◆ Objective
Set down, exactly as they appear, the lines of the material from the one containing "lyric-syllable: tâm —" down to the one containing "key-signature-sharp: ♯ — [162, 507, 173, 532]", including both of those lines.

◆ Records to use

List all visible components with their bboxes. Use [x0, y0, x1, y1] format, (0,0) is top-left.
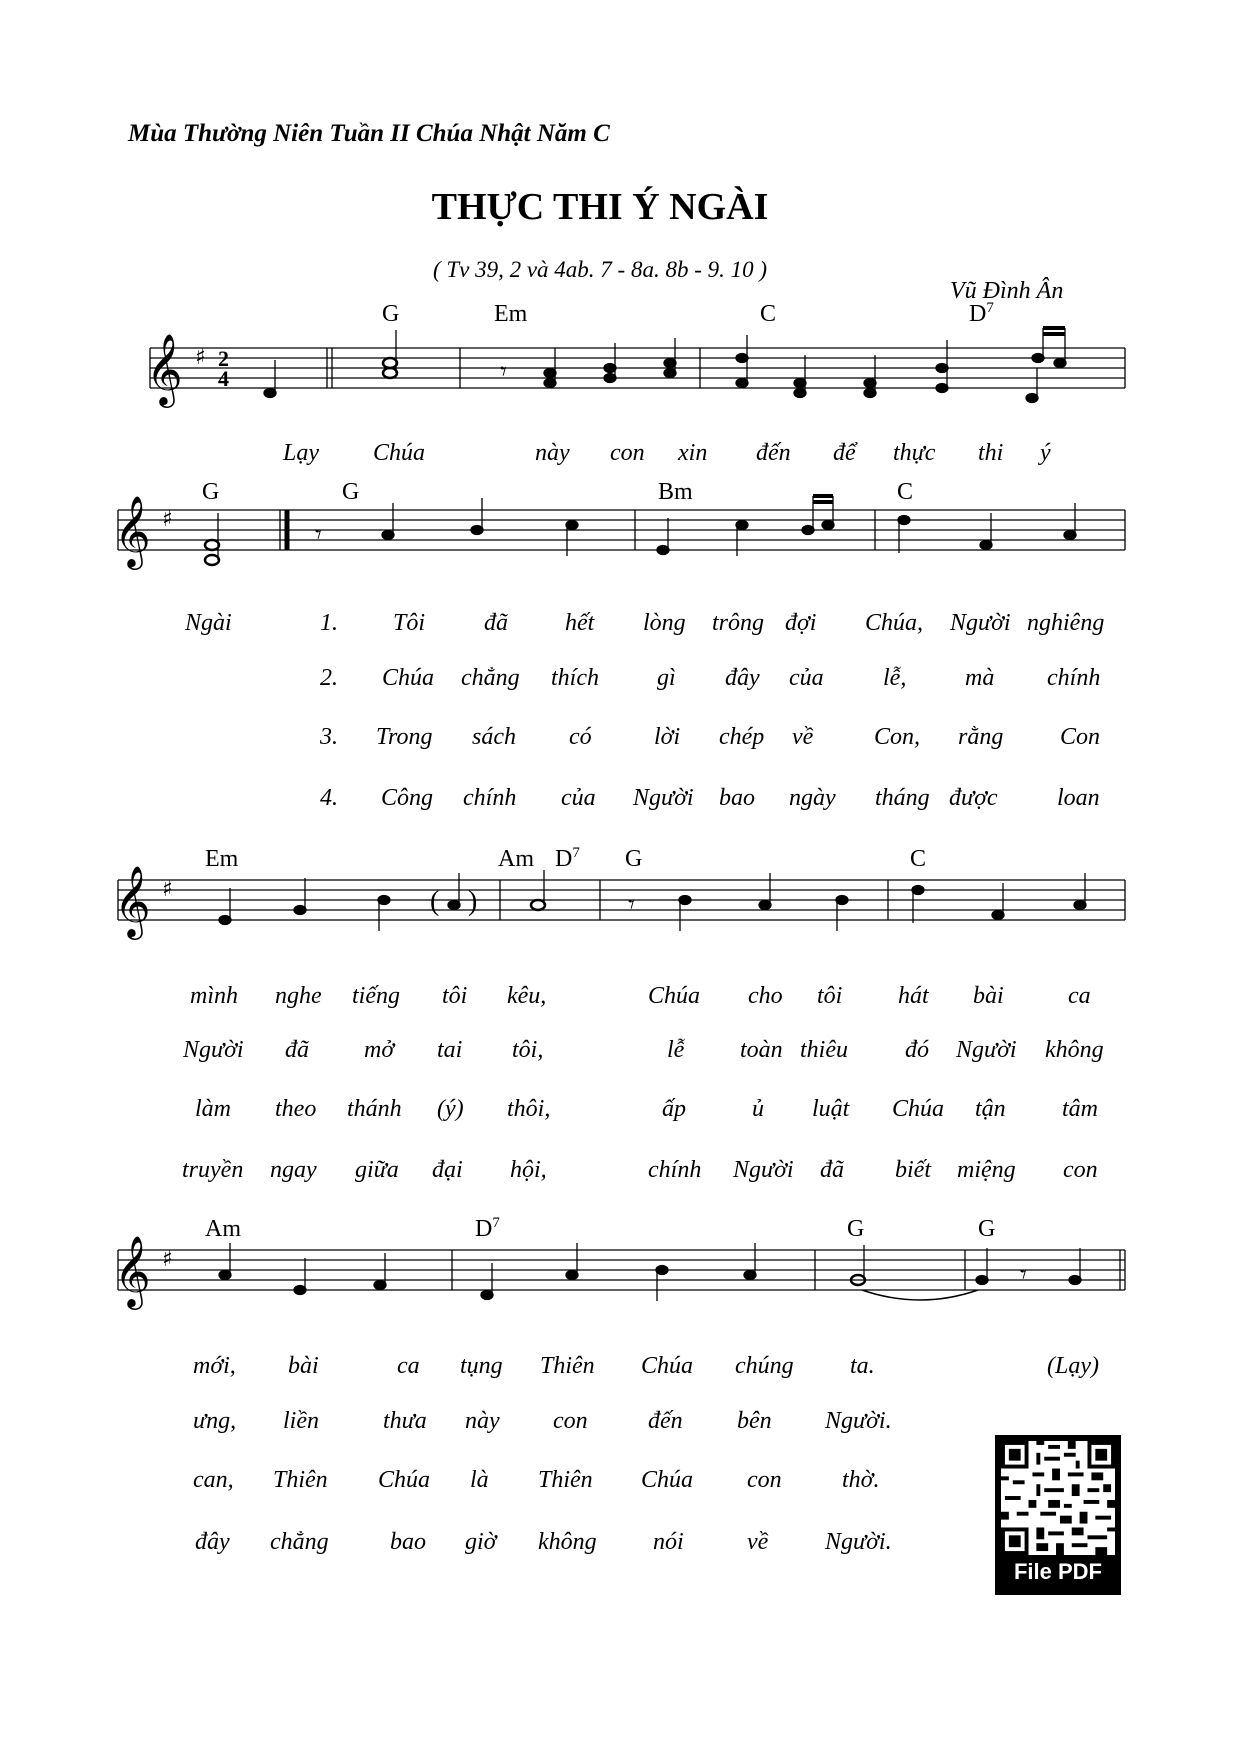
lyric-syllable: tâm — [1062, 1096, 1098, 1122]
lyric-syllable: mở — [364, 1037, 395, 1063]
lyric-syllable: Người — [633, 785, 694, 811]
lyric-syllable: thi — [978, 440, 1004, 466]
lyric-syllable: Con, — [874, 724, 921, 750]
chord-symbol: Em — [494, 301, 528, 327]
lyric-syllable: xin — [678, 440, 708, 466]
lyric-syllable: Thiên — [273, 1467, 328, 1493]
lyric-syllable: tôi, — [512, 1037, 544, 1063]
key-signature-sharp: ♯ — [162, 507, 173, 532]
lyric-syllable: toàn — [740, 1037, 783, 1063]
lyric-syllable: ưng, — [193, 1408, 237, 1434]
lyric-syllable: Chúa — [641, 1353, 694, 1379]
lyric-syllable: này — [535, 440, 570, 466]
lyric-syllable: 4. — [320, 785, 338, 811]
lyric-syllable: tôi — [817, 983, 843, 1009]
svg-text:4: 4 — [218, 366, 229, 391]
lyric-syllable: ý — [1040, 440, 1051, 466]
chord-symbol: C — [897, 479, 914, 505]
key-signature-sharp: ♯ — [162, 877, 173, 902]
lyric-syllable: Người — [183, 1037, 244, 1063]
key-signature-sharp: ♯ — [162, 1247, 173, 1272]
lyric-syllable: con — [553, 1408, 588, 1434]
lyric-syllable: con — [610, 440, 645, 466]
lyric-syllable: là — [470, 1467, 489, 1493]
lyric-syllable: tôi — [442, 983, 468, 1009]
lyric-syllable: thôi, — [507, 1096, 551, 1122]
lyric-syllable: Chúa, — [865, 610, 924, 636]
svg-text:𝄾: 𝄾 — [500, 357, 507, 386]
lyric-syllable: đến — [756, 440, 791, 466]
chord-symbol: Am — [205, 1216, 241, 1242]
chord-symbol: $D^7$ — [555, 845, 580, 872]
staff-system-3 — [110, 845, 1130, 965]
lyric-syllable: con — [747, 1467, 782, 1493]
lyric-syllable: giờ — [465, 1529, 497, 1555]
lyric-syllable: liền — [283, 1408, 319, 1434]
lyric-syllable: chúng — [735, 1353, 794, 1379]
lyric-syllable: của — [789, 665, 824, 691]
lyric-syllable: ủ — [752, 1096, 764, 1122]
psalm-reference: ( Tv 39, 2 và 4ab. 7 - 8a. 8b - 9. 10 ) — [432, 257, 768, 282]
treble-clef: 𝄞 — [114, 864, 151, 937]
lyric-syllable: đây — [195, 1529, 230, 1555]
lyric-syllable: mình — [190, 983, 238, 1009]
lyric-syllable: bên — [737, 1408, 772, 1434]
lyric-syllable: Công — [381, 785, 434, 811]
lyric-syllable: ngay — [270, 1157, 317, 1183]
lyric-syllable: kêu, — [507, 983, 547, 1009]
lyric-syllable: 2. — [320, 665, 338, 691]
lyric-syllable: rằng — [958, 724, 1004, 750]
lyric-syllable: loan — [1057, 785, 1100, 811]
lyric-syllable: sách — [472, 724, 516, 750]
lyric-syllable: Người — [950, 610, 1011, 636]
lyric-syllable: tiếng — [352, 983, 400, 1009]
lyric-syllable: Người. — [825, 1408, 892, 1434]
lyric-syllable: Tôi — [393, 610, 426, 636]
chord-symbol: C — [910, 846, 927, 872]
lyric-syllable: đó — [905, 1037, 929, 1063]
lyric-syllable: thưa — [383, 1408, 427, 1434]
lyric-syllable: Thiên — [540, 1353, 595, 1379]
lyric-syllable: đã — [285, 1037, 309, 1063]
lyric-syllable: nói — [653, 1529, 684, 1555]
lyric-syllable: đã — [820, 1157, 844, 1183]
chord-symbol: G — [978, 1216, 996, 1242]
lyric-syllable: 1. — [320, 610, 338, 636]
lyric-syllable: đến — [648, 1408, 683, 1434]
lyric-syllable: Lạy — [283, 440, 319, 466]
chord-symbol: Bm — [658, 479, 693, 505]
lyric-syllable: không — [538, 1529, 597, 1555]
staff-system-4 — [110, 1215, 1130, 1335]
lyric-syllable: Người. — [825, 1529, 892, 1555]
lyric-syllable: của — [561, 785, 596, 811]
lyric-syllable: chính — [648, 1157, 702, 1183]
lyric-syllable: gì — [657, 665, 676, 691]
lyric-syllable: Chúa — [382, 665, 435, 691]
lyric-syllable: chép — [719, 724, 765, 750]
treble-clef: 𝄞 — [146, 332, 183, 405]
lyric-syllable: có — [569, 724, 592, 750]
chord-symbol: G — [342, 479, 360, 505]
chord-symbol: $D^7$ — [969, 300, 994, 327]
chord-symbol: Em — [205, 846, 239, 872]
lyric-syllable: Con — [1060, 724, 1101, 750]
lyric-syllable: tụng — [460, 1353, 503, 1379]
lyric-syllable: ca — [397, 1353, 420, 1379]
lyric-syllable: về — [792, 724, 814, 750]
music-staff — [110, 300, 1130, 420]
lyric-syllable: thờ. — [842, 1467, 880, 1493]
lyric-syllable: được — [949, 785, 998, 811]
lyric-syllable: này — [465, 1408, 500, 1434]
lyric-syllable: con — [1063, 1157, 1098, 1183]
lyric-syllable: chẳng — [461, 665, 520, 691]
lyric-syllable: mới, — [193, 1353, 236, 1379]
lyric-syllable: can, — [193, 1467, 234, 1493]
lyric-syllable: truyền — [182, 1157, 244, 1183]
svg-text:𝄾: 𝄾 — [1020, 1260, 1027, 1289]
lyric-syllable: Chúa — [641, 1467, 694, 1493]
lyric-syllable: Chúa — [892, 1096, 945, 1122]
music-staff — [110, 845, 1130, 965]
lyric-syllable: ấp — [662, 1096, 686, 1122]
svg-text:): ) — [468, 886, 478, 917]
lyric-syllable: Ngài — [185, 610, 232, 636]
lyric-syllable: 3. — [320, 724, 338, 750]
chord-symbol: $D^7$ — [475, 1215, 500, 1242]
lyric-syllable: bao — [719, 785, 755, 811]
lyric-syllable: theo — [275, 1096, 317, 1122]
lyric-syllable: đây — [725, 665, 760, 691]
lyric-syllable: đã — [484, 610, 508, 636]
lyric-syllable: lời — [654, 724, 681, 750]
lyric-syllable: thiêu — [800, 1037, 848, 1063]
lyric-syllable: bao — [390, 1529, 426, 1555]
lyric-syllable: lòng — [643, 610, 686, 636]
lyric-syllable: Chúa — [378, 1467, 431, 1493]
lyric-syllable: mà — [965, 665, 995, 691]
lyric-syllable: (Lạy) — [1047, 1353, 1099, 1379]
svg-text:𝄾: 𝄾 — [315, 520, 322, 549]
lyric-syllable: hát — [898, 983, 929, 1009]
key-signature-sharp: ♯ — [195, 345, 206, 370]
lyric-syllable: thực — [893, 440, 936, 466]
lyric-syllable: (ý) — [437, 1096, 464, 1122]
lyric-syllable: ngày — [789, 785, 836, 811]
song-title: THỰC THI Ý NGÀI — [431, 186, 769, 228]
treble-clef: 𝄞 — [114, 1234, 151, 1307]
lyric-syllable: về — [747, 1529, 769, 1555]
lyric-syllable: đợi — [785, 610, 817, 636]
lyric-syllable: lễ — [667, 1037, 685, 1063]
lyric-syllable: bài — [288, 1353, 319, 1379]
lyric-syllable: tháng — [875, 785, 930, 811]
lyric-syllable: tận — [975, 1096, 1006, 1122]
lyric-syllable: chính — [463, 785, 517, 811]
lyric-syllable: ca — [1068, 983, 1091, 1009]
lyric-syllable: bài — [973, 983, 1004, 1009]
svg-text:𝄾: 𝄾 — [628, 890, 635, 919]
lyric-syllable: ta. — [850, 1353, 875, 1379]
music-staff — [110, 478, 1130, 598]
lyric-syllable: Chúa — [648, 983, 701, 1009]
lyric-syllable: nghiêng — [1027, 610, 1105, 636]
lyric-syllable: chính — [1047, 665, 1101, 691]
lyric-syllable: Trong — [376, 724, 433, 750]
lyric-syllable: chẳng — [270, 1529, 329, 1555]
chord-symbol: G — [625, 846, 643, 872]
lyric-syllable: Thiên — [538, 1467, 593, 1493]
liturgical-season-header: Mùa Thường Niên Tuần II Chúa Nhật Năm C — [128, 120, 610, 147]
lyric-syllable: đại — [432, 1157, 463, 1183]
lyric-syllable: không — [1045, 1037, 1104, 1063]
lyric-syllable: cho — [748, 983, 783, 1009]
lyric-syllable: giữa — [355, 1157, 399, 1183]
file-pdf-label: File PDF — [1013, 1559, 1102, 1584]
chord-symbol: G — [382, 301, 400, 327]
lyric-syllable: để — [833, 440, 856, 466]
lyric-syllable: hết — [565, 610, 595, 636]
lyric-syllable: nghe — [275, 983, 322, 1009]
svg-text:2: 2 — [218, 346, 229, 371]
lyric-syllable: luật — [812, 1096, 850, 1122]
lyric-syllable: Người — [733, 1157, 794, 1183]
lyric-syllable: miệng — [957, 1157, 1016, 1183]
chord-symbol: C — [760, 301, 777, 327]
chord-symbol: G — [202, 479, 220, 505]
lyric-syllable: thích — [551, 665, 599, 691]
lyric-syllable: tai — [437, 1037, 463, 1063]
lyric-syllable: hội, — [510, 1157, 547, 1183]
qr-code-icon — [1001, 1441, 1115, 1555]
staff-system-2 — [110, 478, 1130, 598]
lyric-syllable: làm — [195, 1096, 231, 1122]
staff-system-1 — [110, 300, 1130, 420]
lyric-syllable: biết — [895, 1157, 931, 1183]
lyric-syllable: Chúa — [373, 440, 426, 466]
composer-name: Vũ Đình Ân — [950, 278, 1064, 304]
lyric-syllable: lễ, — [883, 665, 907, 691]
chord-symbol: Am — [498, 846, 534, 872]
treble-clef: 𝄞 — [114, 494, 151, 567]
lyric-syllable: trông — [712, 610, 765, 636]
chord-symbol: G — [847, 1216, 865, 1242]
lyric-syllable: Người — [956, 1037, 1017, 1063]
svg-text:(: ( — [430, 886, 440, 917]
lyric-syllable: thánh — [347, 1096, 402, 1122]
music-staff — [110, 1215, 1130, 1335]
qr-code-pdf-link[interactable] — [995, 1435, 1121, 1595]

◆ Exercise output
lyric-syllable: tâm — [1062, 1096, 1098, 1122]
lyric-syllable: mở — [364, 1037, 395, 1063]
lyric-syllable: Người — [633, 785, 694, 811]
lyric-syllable: thi — [978, 440, 1004, 466]
lyric-syllable: Con, — [874, 724, 921, 750]
chord-symbol: Em — [494, 301, 528, 327]
lyric-syllable: xin — [678, 440, 708, 466]
lyric-syllable: Thiên — [273, 1467, 328, 1493]
lyric-syllable: tôi, — [512, 1037, 544, 1063]
key-signature-sharp: ♯ — [162, 507, 173, 532]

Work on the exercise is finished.